##### Records for the exercise #####
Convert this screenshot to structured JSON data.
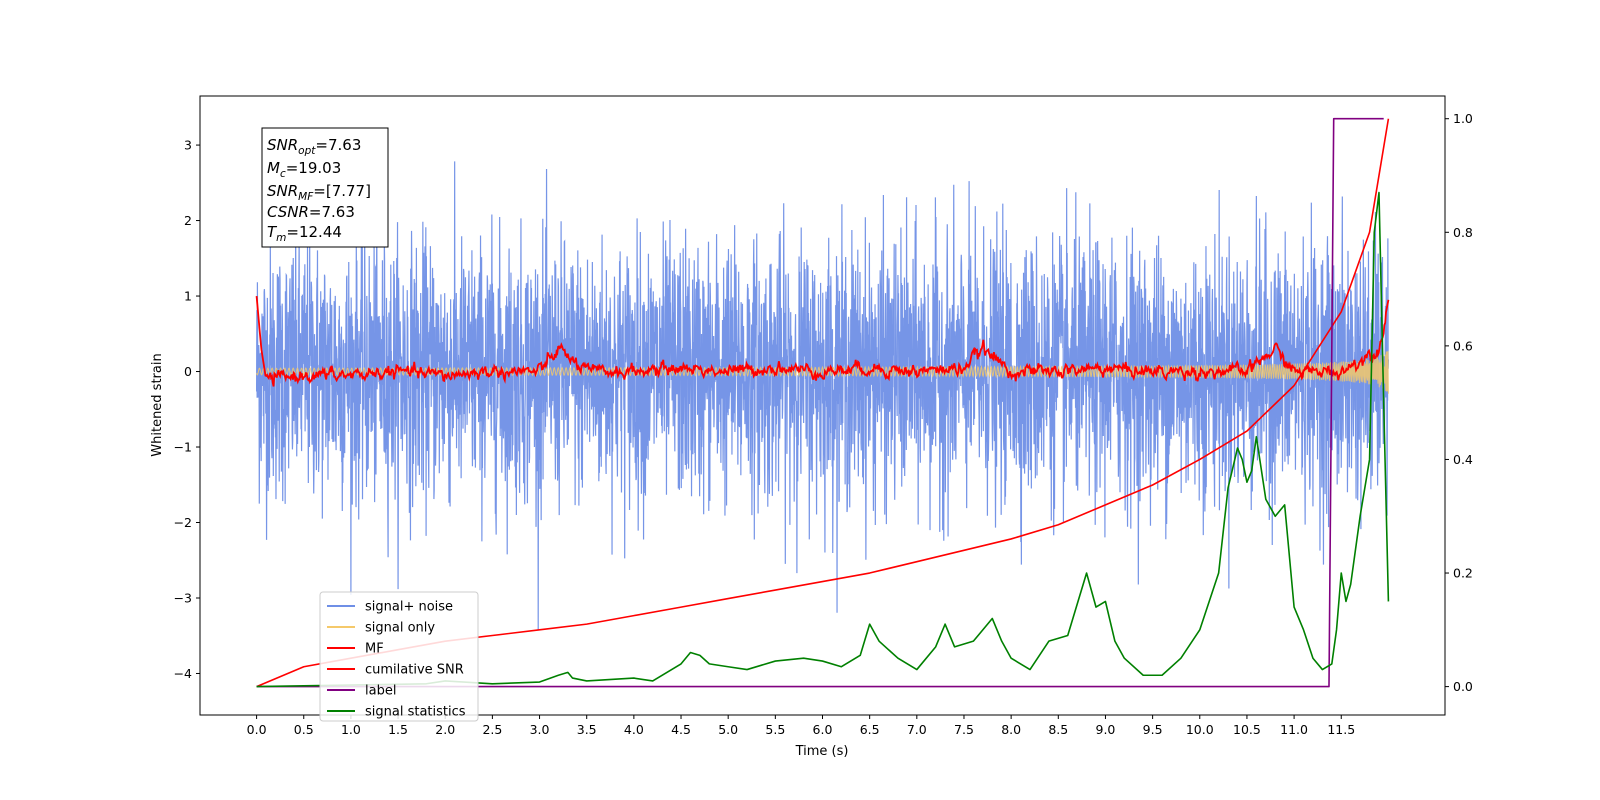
{
  "chart_data": {
    "type": "line",
    "xlabel": "Time (s)",
    "ylabel": "Whitened strain",
    "xlim": [
      -0.6,
      12.6
    ],
    "ylim": [
      -4.55,
      3.65
    ],
    "y2lim": [
      -0.05,
      1.04
    ],
    "x_ticks": [
      "0.0",
      "0.5",
      "1.0",
      "1.5",
      "2.0",
      "2.5",
      "3.0",
      "3.5",
      "4.0",
      "4.5",
      "5.0",
      "5.5",
      "6.0",
      "6.5",
      "7.0",
      "7.5",
      "8.0",
      "8.5",
      "9.0",
      "9.5",
      "10.0",
      "10.5",
      "11.0",
      "11.5"
    ],
    "y_ticks": [
      "3",
      "2",
      "1",
      "0",
      "−1",
      "−2",
      "−3",
      "−4"
    ],
    "y2_ticks": [
      "1.0",
      "0.8",
      "0.6",
      "0.4",
      "0.2",
      "0.0"
    ],
    "grid": false,
    "legend_position": "lower-left",
    "info_box": {
      "snr_opt": {
        "main": "SNR",
        "sub": "opt",
        "value": "=7.63"
      },
      "mc": {
        "main": "M",
        "sub": "c",
        "value": "=19.03"
      },
      "snr_mf": {
        "main": "SNR",
        "sub": "MF",
        "value": "=[7.77]"
      },
      "csnr": {
        "main": "CSNR",
        "sub": "",
        "value": "=7.63"
      },
      "tm": {
        "main": "T",
        "sub": "m",
        "value": "=12.44"
      }
    },
    "series": [
      {
        "name": "signal+ noise",
        "color": "#6f8fe6",
        "axis": "left",
        "kind": "noise",
        "amplitude": 1.0,
        "x_range": [
          0.0,
          12.0
        ]
      },
      {
        "name": "signal only",
        "color": "#f5c96a",
        "axis": "left",
        "kind": "chirp",
        "x_range": [
          0.0,
          12.0
        ]
      },
      {
        "name": "MF",
        "color": "#ff0000",
        "axis": "left",
        "x": [
          0.0,
          0.05,
          0.1,
          0.5,
          1.0,
          1.5,
          2.0,
          2.5,
          3.0,
          3.2,
          3.5,
          4.0,
          4.5,
          5.0,
          5.5,
          6.0,
          6.5,
          7.0,
          7.5,
          7.7,
          8.0,
          8.5,
          9.0,
          9.5,
          10.0,
          10.5,
          10.8,
          11.0,
          11.5,
          11.9,
          12.0
        ],
        "y": [
          1.0,
          0.3,
          -0.1,
          -0.05,
          -0.05,
          0.0,
          -0.05,
          0.0,
          0.0,
          0.3,
          0.0,
          0.0,
          0.05,
          0.0,
          0.05,
          0.0,
          0.05,
          0.0,
          0.05,
          0.3,
          0.0,
          0.0,
          0.05,
          0.0,
          0.0,
          0.0,
          0.3,
          0.0,
          0.0,
          0.3,
          0.95
        ]
      },
      {
        "name": "cumilative SNR",
        "color": "#ff0000",
        "axis": "right",
        "x": [
          0.0,
          0.5,
          1.0,
          1.5,
          2.0,
          2.5,
          3.0,
          3.5,
          4.0,
          4.5,
          5.0,
          5.5,
          6.0,
          6.5,
          7.0,
          7.5,
          8.0,
          8.5,
          9.0,
          9.5,
          10.0,
          10.5,
          11.0,
          11.5,
          11.8,
          12.0
        ],
        "y": [
          0.0,
          0.035,
          0.05,
          0.065,
          0.08,
          0.09,
          0.1,
          0.11,
          0.125,
          0.14,
          0.155,
          0.17,
          0.185,
          0.2,
          0.22,
          0.24,
          0.26,
          0.285,
          0.32,
          0.355,
          0.4,
          0.45,
          0.53,
          0.66,
          0.8,
          1.0
        ]
      },
      {
        "name": "label",
        "color": "#800080",
        "axis": "right",
        "x": [
          0.0,
          11.37,
          11.42,
          11.43,
          11.95
        ],
        "y": [
          0.0,
          0.0,
          1.0,
          1.0,
          1.0
        ]
      },
      {
        "name": "signal statistics",
        "color": "#008000",
        "axis": "right",
        "x": [
          0.0,
          1.8,
          2.0,
          2.2,
          2.5,
          3.0,
          3.2,
          3.3,
          3.35,
          3.5,
          4.0,
          4.2,
          4.5,
          4.6,
          4.7,
          4.8,
          5.0,
          5.2,
          5.5,
          5.8,
          6.0,
          6.2,
          6.4,
          6.5,
          6.6,
          6.8,
          7.0,
          7.2,
          7.3,
          7.4,
          7.6,
          7.8,
          7.9,
          8.0,
          8.2,
          8.4,
          8.6,
          8.8,
          8.9,
          9.0,
          9.1,
          9.2,
          9.4,
          9.6,
          9.8,
          10.0,
          10.2,
          10.3,
          10.4,
          10.45,
          10.5,
          10.55,
          10.6,
          10.7,
          10.8,
          10.9,
          11.0,
          11.1,
          11.2,
          11.3,
          11.4,
          11.45,
          11.5,
          11.55,
          11.6,
          11.7,
          11.8,
          11.85,
          11.9,
          11.95,
          12.0
        ],
        "y": [
          0.0,
          0.005,
          0.01,
          0.008,
          0.005,
          0.008,
          0.02,
          0.025,
          0.015,
          0.01,
          0.015,
          0.01,
          0.04,
          0.06,
          0.055,
          0.04,
          0.035,
          0.03,
          0.045,
          0.05,
          0.045,
          0.035,
          0.055,
          0.11,
          0.08,
          0.05,
          0.03,
          0.07,
          0.11,
          0.07,
          0.08,
          0.12,
          0.08,
          0.05,
          0.03,
          0.08,
          0.09,
          0.2,
          0.14,
          0.15,
          0.08,
          0.05,
          0.02,
          0.02,
          0.05,
          0.1,
          0.2,
          0.35,
          0.42,
          0.4,
          0.36,
          0.38,
          0.44,
          0.33,
          0.3,
          0.32,
          0.14,
          0.1,
          0.05,
          0.03,
          0.04,
          0.1,
          0.2,
          0.15,
          0.18,
          0.3,
          0.4,
          0.8,
          0.87,
          0.5,
          0.15
        ]
      }
    ]
  }
}
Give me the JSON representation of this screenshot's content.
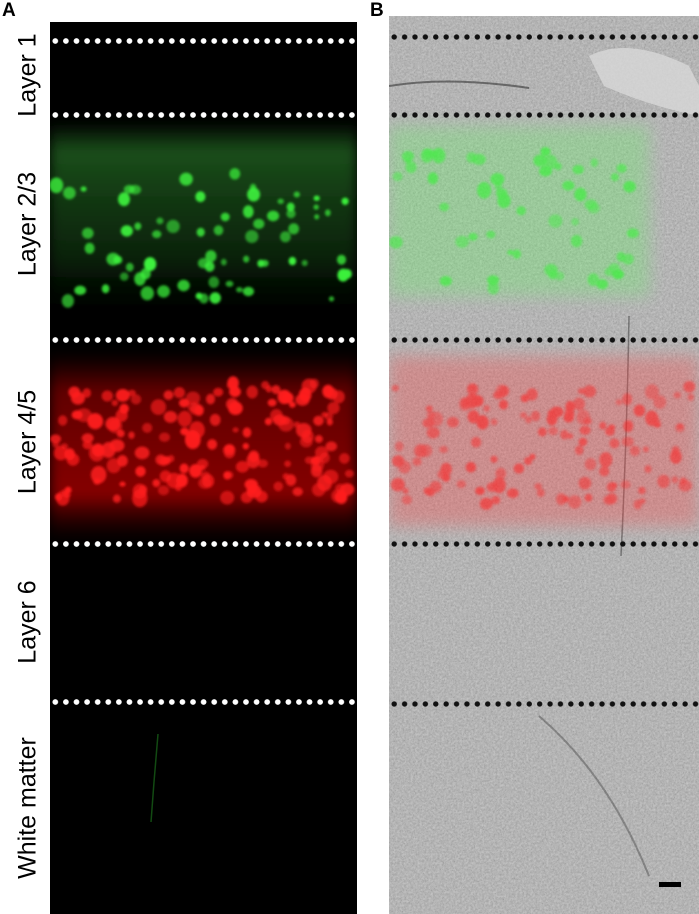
{
  "panels": {
    "a": {
      "letter": "A"
    },
    "b": {
      "letter": "B"
    }
  },
  "layers": [
    {
      "id": "layer1",
      "label": "Layer 1"
    },
    {
      "id": "layer23",
      "label": "Layer 2/3"
    },
    {
      "id": "layer45",
      "label": "Layer 4/5"
    },
    {
      "id": "layer6",
      "label": "Layer 6"
    },
    {
      "id": "white_matter",
      "label": "White matter"
    }
  ],
  "colors": {
    "green_fluorescence": "#3cf03c",
    "red_fluorescence": "#ff1e1e",
    "panel_a_background": "#000000",
    "panel_b_background": "#9c9c9c",
    "boundary_dots_a": "#ffffff",
    "boundary_dots_b": "#111111"
  }
}
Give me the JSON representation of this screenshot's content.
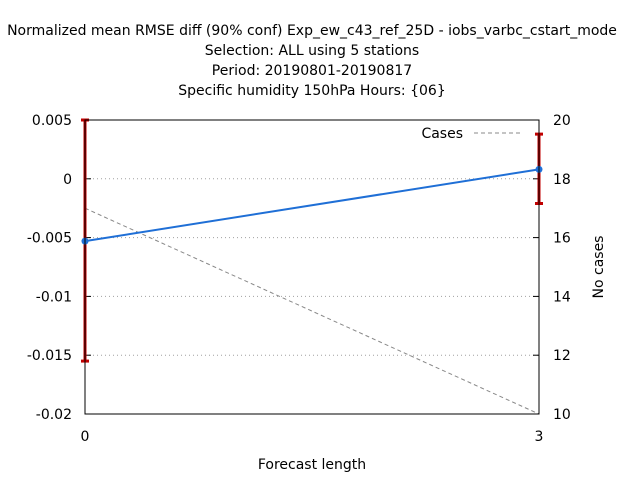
{
  "chart_data": {
    "type": "line",
    "title_lines": [
      "Normalized mean RMSE diff (90% conf) Exp_ew_c43_ref_25D - iobs_varbc_cstart_mode",
      "Selection: ALL using      5 stations",
      "Period: 20190801-20190817",
      "Specific humidity 150hPa   Hours: {06}"
    ],
    "xlabel": "Forecast length",
    "ylabel_right": "No cases",
    "x_ticks": [
      "0",
      "3"
    ],
    "y_ticks": [
      "0.005",
      "0",
      "-0.005",
      "-0.01",
      "-0.015",
      "-0.02"
    ],
    "y2_ticks": [
      "20",
      "18",
      "16",
      "14",
      "12",
      "10"
    ],
    "xlim": [
      0,
      3
    ],
    "ylim": [
      -0.02,
      0.005
    ],
    "y2lim": [
      10,
      20
    ],
    "grid": "horizontal dotted",
    "legend_position": "top-right",
    "series": [
      {
        "axis": "left",
        "x": [
          0,
          3
        ],
        "y": [
          -0.0053,
          0.0008
        ],
        "error_low": [
          -0.0155,
          -0.0021
        ],
        "error_high": [
          0.005,
          0.0038
        ],
        "color": "#1f6fd6",
        "error_color": "#c00000"
      },
      {
        "name": "Cases",
        "axis": "right",
        "x": [
          0,
          3
        ],
        "y": [
          17,
          10
        ],
        "color": "#888888",
        "style": "dashed"
      }
    ]
  }
}
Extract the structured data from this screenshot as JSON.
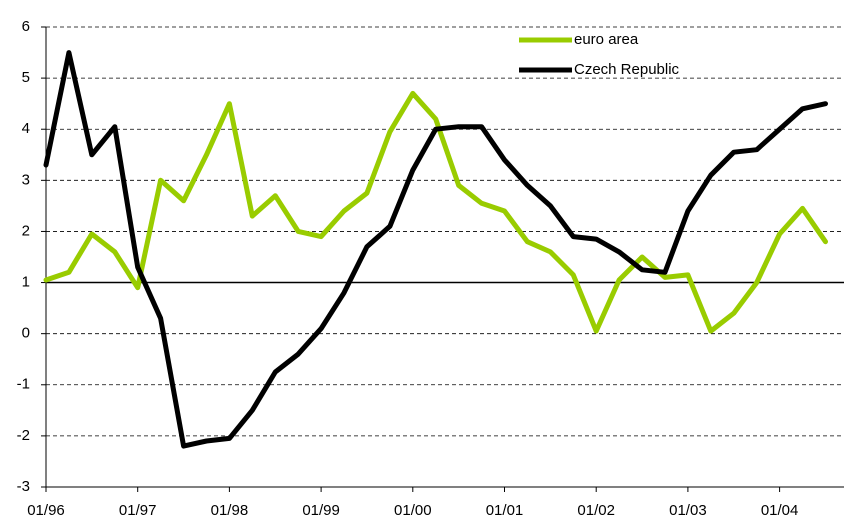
{
  "chart_data": {
    "type": "line",
    "categories": [
      "01/96",
      null,
      null,
      null,
      "01/97",
      null,
      null,
      null,
      "01/98",
      null,
      null,
      null,
      "01/99",
      null,
      null,
      null,
      "01/00",
      null,
      null,
      null,
      "01/01",
      null,
      null,
      null,
      "01/02",
      null,
      null,
      null,
      "01/03",
      null,
      null,
      null,
      "01/04",
      null,
      null
    ],
    "series": [
      {
        "name": "euro area",
        "color": "#99cc00",
        "values": [
          1.05,
          1.2,
          1.95,
          1.6,
          0.9,
          3.0,
          2.6,
          3.5,
          4.5,
          2.3,
          2.7,
          2.0,
          1.9,
          2.4,
          2.75,
          3.95,
          4.7,
          4.2,
          2.9,
          2.55,
          2.4,
          1.8,
          1.6,
          1.15,
          0.05,
          1.05,
          1.5,
          1.1,
          1.15,
          0.05,
          0.4,
          1.0,
          1.95,
          2.45,
          1.8
        ]
      },
      {
        "name": "Czech Republic",
        "color": "#000000",
        "values": [
          3.3,
          5.5,
          3.5,
          4.05,
          1.3,
          0.3,
          -2.2,
          -2.1,
          -2.05,
          -1.5,
          -0.75,
          -0.4,
          0.1,
          0.8,
          1.7,
          2.1,
          3.2,
          4.0,
          4.05,
          4.05,
          3.4,
          2.9,
          2.5,
          1.9,
          1.85,
          1.6,
          1.25,
          1.2,
          2.4,
          3.1,
          3.55,
          3.6,
          4.0,
          4.4,
          4.5
        ]
      }
    ],
    "ylim": [
      -3,
      6
    ],
    "yticks": [
      -3,
      -2,
      -1,
      0,
      1,
      2,
      3,
      4,
      5,
      6
    ],
    "reference_line": 1,
    "grid": true,
    "legend": "top-right"
  }
}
#####
● Directions
Scan the material above for the word "structured". Copy each line where it occurs.

● Answer below
Convert this screenshot to structured JSON data.
Extract the structured data from this screenshot as JSON.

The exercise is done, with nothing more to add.